## [Extrait de page]
Sur la scène internationale, la centrale ukrainienne cristallise les inquiétudes. Deux experts expliquent cependant en quoi Zaporijjia est mieux protégée des risques d’explosion que ne l’était Tchernobyl et comment sa structure la rapproche de Fukushima

CAMILLE PAGELLA @CamillePagella

«L’heure est grave.» Hier soir, devant le Conseil de sécurité de l’ONU, Rafaele Grossi, le directeur général de l’Agence internationale de l’énergie atomique (AIEA), a réitéré sa demande, la même depuis des semaines: que l’AIEA puisse envoyer une mission pour inspecter la centrale nucléaire ukrainienne de Zaporijjia. Vendredi, la BBC détaillait les conditions de travail alarmantes des ingénieurs ukrainiens au sein de la centrale: selon Energoatom, la compagnie nationale de production d’énergie nucléaire ukrainienne, les employés, «sans arrêt sous la menace d’une arme», sont même parfois tenus en joue par les militaires russes.

## [Consignes]
a - Selon l'extrait de page, que Rafaele Grossi a-t-il de nouveau demandé devant le Conseil de sécurité de l'ONU ?
b - Recopiez le passage de l'extrait de page qui commence par les mots « CAMILLE PAGELLA @CamillePagella » et se termine par « les militaires russes. ».

## [Données fournies]

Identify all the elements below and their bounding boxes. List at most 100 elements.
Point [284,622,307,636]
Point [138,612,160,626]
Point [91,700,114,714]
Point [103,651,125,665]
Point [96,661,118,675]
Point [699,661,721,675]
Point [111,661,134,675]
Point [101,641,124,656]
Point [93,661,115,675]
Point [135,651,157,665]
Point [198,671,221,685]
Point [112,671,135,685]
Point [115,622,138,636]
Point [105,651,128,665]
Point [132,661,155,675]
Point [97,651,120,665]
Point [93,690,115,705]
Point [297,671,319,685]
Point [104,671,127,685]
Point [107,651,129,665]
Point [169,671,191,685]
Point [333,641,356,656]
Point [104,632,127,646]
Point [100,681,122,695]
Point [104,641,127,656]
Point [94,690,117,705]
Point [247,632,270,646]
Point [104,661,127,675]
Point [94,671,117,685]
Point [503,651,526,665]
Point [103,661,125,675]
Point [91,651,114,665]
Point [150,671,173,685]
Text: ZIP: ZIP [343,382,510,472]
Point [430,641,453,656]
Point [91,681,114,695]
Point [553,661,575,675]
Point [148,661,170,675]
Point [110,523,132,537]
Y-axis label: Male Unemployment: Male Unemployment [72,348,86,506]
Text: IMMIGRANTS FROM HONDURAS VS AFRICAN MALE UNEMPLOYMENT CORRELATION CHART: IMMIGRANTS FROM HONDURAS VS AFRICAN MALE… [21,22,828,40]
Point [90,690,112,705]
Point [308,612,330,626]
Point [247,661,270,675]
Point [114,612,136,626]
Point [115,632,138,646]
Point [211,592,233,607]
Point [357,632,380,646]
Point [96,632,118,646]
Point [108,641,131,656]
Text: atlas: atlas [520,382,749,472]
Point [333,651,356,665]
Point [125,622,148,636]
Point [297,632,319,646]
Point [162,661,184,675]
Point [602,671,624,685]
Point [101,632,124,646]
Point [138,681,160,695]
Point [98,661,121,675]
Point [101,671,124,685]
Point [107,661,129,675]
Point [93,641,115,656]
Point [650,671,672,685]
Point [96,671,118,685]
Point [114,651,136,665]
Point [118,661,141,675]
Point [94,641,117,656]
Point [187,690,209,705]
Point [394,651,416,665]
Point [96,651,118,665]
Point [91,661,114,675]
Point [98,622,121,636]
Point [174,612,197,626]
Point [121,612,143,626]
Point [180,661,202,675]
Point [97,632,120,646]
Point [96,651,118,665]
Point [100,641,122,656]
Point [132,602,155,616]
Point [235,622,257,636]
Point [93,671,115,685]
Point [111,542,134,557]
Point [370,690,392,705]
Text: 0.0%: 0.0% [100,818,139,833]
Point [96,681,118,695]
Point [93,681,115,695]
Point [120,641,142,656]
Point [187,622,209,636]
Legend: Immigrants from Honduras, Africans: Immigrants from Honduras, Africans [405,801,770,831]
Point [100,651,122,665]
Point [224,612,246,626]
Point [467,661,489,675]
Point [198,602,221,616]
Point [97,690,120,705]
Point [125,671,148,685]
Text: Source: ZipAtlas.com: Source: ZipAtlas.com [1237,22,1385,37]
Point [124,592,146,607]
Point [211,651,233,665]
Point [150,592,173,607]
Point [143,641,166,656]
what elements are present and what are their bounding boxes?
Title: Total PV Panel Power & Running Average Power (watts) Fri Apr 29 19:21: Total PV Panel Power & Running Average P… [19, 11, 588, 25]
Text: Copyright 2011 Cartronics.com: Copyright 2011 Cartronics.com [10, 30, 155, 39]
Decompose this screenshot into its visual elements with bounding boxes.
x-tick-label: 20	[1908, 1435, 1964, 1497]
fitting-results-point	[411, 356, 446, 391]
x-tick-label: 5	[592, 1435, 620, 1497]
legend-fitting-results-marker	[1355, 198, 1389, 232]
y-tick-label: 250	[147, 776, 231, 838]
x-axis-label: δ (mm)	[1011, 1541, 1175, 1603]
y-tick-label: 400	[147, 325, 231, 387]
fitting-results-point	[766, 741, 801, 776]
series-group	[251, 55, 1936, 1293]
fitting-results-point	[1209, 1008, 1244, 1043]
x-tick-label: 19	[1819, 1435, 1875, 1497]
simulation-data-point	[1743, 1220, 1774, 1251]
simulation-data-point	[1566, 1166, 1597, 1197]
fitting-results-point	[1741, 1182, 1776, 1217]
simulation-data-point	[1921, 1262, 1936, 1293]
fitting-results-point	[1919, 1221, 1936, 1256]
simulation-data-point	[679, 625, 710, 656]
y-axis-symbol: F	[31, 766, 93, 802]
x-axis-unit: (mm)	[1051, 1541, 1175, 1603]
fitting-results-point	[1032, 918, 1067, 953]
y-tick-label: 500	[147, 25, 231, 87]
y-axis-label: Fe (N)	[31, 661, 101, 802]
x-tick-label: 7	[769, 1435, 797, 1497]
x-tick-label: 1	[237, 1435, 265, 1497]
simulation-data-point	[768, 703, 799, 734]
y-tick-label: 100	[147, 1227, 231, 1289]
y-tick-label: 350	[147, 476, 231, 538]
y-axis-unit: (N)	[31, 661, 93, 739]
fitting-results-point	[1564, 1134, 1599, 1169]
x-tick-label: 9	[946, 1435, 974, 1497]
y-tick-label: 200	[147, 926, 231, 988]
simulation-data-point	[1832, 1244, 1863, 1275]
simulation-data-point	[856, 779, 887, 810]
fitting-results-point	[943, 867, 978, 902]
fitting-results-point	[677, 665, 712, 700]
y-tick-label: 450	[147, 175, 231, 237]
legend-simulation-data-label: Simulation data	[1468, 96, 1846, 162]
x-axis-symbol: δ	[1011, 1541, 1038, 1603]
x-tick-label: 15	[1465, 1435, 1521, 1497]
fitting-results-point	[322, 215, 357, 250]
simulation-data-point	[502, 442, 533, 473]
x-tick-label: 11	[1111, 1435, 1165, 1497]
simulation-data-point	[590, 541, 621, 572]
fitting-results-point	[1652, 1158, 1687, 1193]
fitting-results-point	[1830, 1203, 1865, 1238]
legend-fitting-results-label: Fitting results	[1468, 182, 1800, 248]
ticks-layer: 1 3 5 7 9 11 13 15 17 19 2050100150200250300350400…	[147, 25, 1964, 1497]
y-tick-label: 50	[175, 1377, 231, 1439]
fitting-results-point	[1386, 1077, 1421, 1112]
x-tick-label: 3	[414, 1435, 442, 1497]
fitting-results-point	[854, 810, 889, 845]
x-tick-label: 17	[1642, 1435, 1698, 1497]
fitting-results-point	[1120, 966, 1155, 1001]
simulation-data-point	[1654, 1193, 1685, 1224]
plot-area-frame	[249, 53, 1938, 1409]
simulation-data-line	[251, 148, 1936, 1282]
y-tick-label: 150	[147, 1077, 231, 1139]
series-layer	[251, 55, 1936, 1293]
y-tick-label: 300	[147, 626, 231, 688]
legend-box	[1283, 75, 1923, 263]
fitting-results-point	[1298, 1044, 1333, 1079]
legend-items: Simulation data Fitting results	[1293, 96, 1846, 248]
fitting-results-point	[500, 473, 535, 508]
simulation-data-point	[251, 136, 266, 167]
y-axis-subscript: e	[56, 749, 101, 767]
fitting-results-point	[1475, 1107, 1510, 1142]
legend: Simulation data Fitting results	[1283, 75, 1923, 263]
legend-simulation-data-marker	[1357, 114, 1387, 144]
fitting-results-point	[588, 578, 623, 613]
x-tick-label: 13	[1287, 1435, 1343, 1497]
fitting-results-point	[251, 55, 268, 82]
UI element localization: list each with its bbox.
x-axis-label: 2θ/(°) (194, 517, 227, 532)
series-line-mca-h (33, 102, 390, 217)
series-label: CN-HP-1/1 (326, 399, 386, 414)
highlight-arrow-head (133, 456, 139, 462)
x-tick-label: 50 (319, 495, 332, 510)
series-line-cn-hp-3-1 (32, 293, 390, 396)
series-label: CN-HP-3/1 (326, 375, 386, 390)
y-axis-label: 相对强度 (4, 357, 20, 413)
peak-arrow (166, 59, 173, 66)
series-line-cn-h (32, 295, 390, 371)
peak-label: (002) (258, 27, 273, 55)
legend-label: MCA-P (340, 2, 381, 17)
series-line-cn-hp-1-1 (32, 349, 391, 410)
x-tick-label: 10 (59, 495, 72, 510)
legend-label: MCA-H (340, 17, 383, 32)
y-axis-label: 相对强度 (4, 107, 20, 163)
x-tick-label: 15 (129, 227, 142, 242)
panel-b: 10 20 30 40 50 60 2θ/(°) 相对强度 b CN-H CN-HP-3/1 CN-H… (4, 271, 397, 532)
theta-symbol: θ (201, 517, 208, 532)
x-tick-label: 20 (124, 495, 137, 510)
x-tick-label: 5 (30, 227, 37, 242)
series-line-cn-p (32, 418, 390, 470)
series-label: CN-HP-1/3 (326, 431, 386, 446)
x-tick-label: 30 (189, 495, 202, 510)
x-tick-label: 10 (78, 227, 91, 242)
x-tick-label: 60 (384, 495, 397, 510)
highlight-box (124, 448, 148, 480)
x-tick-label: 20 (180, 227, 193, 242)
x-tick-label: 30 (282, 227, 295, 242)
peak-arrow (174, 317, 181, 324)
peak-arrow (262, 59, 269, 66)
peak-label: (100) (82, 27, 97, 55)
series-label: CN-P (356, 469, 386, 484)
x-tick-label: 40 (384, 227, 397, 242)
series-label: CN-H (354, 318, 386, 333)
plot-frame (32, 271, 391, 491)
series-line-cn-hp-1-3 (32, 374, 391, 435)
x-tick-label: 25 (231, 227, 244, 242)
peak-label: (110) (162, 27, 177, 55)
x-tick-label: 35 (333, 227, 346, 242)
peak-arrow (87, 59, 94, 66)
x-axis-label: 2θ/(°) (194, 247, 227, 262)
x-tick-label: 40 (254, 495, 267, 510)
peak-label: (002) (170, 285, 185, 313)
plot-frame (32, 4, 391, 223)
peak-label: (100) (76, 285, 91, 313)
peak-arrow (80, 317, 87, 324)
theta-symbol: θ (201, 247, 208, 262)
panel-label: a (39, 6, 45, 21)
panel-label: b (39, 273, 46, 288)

## [Réponses attendues]
a - Il a demandé que l'AIEA puisse envoyer une mission pour inspecter la centrale nucléaire ukrainienne de Zaporijjia.

b -
CAMILLE PAGELLA @CamillePagella

«L’heure est grave.» Hier soir, devant le Conseil de sécurité de l’ONU, Rafaele Grossi, le directeur général de l’Agence internationale de l’énergie atomique (AIEA), a réitéré sa demande, la même depuis des semaines: que l’AIEA puisse envoyer une mission pour inspecter la centrale nucléaire ukrainienne de Zaporijjia. Vendredi, la BBC détaillait les conditions de travail alarmantes des ingénieurs ukrainiens au sein de la centrale: selon Energoatom, la compagnie nationale de production d’énergie nucléaire ukrainienne, les employés, «sans arrêt sous la menace d’une arme», sont même parfois tenus en joue par les militaires russes.